__What you should do__:
Scan the records below. List lines holding "oluşturulan".

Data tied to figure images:

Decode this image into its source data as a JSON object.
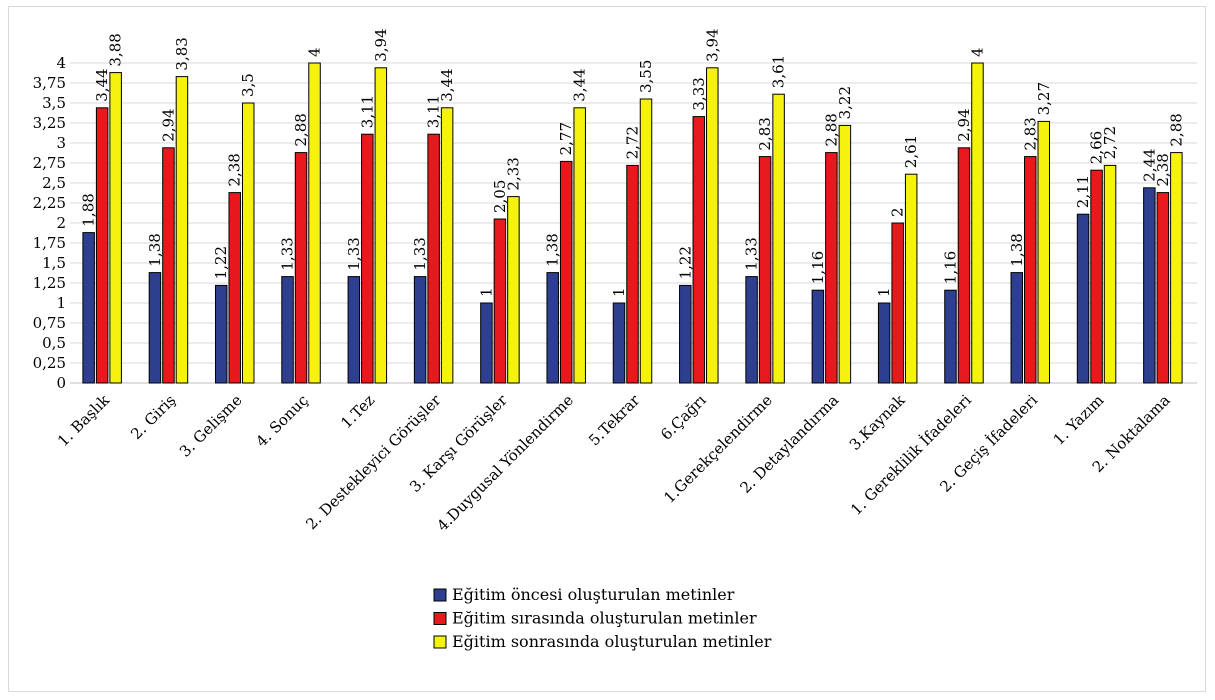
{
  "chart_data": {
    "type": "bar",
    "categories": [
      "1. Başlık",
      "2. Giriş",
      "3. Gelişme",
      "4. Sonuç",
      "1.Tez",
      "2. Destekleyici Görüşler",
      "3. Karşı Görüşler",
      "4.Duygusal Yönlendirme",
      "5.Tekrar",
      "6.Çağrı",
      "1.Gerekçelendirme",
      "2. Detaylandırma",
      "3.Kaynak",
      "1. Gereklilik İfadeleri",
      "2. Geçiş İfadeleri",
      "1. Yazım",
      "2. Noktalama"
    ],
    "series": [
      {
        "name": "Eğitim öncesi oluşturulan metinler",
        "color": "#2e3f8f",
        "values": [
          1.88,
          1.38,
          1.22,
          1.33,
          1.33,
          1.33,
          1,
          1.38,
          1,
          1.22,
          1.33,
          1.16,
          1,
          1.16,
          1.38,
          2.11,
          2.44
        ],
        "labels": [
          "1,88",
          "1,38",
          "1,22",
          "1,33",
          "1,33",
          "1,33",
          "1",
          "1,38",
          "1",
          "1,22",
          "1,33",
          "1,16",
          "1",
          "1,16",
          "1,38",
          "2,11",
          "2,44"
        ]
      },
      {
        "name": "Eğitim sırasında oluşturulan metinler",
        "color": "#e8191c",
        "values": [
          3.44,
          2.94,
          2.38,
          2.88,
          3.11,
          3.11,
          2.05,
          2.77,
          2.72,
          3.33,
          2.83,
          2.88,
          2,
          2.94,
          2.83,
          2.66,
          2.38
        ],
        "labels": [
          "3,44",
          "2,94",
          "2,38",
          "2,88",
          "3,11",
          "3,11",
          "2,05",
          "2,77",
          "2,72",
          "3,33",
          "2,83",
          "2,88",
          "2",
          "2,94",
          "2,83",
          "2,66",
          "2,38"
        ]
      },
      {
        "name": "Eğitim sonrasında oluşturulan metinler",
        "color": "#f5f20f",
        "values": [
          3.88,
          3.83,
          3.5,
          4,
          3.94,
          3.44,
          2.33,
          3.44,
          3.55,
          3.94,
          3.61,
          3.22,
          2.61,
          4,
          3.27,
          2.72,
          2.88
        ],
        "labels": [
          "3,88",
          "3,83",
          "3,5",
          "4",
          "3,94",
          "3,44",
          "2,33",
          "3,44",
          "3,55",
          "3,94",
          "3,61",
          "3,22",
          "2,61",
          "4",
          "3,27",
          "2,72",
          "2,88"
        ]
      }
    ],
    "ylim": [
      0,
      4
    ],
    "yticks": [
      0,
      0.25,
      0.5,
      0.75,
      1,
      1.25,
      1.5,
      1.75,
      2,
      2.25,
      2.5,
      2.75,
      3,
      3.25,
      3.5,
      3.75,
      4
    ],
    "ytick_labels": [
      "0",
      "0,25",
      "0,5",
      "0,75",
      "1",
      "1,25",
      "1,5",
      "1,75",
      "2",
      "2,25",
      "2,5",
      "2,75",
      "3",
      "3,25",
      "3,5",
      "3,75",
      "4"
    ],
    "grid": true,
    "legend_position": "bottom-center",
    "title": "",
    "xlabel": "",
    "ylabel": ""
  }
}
* * *
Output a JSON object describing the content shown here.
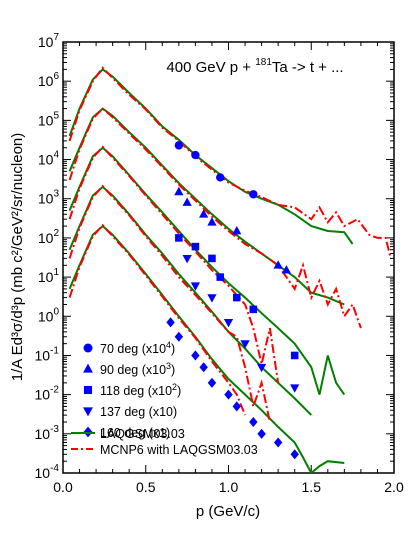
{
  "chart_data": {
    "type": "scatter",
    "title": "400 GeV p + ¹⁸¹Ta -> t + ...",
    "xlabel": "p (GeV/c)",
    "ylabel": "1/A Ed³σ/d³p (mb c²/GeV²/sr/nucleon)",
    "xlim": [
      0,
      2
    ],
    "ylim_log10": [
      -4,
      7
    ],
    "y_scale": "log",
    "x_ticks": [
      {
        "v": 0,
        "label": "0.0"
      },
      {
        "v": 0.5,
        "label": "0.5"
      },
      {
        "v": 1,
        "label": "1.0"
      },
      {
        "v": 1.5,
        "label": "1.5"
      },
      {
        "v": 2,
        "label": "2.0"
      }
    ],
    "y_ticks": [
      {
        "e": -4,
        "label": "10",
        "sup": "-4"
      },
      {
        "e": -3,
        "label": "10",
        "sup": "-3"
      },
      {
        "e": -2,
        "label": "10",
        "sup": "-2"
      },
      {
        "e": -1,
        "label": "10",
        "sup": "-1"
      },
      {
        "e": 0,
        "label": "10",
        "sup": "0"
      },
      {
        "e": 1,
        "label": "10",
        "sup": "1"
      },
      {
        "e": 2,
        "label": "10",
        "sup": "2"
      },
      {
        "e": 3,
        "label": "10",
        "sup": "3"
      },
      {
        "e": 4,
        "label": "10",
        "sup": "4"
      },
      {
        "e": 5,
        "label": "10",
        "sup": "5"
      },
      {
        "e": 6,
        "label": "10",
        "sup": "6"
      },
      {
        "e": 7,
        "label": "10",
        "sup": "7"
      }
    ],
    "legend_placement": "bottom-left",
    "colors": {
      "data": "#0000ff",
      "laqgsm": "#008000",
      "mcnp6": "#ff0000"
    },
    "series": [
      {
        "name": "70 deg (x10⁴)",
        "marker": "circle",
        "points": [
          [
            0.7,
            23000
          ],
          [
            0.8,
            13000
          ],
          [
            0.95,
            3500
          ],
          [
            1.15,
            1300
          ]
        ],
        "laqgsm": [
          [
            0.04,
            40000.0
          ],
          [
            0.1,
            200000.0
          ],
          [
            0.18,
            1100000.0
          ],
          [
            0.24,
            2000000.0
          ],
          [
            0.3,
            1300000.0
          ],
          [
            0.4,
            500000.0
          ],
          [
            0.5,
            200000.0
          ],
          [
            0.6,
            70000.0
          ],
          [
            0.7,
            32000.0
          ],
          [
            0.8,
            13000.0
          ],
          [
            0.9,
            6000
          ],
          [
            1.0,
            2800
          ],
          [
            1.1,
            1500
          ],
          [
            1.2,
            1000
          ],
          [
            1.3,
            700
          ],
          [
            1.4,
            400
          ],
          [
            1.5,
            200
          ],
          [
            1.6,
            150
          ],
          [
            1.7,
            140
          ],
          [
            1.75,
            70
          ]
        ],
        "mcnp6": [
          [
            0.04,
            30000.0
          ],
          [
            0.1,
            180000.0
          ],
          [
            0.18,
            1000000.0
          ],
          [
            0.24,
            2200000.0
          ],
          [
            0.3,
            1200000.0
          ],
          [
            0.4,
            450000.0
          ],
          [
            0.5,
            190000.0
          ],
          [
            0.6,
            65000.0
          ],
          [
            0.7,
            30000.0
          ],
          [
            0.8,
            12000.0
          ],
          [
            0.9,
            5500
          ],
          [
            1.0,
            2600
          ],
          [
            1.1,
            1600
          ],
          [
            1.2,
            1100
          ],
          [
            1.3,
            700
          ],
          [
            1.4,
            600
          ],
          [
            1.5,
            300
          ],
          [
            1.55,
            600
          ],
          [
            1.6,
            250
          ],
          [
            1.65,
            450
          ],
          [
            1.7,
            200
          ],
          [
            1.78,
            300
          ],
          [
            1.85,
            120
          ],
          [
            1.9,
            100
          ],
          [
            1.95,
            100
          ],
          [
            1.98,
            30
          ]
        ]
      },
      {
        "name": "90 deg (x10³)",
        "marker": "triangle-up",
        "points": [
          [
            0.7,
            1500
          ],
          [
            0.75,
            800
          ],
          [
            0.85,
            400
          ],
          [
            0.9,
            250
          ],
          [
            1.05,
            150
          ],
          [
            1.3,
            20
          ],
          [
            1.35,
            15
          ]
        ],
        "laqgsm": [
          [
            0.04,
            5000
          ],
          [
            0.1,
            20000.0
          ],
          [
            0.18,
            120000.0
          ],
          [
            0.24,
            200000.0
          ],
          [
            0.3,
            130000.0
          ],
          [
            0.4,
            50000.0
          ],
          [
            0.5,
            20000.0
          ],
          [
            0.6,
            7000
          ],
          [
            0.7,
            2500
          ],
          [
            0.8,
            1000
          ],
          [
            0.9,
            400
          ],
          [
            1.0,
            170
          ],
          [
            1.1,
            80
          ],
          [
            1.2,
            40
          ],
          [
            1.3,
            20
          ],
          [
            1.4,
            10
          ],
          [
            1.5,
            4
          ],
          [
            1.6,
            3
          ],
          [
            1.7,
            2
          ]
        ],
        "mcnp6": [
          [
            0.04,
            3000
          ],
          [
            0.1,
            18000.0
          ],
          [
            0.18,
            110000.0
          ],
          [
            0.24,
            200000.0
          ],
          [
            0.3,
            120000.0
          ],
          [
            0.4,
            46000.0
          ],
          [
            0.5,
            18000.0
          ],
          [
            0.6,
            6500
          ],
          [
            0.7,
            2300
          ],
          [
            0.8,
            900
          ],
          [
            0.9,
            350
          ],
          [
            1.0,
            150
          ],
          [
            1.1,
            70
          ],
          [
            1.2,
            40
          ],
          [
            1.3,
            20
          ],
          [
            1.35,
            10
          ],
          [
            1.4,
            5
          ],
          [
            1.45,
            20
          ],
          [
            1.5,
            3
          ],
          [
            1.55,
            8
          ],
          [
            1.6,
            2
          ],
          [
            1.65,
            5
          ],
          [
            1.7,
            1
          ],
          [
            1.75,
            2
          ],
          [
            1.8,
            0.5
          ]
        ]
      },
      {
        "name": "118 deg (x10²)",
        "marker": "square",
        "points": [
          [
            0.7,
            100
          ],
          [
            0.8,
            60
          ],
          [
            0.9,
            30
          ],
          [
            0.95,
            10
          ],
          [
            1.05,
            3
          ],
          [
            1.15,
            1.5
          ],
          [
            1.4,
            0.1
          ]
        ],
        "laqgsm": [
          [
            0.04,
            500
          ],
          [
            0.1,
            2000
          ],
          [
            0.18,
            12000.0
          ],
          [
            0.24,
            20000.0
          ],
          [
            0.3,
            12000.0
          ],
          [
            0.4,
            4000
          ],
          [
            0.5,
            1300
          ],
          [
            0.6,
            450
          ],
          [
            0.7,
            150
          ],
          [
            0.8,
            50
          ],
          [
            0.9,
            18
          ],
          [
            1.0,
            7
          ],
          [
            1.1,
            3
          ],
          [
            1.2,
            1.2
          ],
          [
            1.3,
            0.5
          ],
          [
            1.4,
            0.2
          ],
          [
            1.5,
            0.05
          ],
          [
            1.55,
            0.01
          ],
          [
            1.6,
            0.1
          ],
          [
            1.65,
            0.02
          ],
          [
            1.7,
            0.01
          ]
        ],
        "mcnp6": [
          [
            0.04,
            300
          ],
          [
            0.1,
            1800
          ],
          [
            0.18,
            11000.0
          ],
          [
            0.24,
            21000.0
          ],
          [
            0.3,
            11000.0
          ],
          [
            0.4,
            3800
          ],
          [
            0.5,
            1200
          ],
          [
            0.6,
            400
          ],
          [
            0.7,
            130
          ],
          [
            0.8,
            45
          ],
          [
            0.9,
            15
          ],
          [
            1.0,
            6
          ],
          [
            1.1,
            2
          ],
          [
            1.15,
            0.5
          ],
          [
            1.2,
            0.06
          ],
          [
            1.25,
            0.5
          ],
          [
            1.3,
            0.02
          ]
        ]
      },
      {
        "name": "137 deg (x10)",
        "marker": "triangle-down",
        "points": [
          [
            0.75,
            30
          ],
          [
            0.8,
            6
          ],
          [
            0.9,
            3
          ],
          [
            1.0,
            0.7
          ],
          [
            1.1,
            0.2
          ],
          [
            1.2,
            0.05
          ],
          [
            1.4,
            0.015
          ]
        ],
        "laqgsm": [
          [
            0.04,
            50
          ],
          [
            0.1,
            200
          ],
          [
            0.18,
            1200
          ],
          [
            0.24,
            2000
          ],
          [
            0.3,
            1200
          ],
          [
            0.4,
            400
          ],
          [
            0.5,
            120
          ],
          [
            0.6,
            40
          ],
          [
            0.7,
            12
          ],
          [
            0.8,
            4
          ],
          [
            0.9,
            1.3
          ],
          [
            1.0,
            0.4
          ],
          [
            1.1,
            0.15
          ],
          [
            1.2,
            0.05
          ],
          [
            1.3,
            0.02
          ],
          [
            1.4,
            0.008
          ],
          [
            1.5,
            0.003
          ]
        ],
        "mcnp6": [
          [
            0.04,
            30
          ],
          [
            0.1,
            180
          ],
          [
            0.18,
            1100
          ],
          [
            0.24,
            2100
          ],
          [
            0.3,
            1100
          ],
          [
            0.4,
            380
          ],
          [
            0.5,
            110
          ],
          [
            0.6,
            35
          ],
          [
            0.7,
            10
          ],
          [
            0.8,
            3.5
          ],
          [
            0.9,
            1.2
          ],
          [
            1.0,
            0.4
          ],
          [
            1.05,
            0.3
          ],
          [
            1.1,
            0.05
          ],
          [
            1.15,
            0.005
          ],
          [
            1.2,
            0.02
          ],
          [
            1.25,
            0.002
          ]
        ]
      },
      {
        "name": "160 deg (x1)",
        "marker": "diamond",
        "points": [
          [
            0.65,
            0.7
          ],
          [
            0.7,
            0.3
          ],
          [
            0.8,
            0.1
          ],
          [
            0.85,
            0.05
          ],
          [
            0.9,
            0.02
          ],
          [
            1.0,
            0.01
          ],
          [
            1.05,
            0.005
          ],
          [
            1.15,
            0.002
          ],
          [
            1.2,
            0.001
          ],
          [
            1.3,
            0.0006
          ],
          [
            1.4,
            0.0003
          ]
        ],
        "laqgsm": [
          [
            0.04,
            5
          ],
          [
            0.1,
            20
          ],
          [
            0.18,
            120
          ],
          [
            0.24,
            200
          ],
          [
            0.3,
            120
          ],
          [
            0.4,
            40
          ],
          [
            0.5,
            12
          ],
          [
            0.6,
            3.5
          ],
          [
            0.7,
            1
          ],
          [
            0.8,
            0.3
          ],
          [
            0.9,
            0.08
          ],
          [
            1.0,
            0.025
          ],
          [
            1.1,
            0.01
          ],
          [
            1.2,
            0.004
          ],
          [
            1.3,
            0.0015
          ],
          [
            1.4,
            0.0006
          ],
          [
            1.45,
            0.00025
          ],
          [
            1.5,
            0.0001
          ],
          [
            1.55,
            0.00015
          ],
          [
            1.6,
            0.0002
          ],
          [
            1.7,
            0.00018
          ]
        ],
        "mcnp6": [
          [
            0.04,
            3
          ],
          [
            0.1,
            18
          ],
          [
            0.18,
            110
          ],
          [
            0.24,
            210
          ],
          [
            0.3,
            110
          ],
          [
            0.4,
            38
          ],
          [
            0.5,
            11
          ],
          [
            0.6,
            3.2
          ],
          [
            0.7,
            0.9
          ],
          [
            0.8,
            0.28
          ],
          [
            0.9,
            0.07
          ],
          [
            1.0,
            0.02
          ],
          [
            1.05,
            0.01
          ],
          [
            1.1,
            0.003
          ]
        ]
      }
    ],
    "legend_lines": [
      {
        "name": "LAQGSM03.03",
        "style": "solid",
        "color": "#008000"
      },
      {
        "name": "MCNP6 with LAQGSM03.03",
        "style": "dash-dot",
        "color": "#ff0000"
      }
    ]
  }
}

__Answer to the problem__:
        "name": "Eğitim öncesi oluşturulan metinler",
        "name": "Eğitim sırasında oluşturulan metinler",
        "name": "Eğitim sonrasında oluşturulan metinler",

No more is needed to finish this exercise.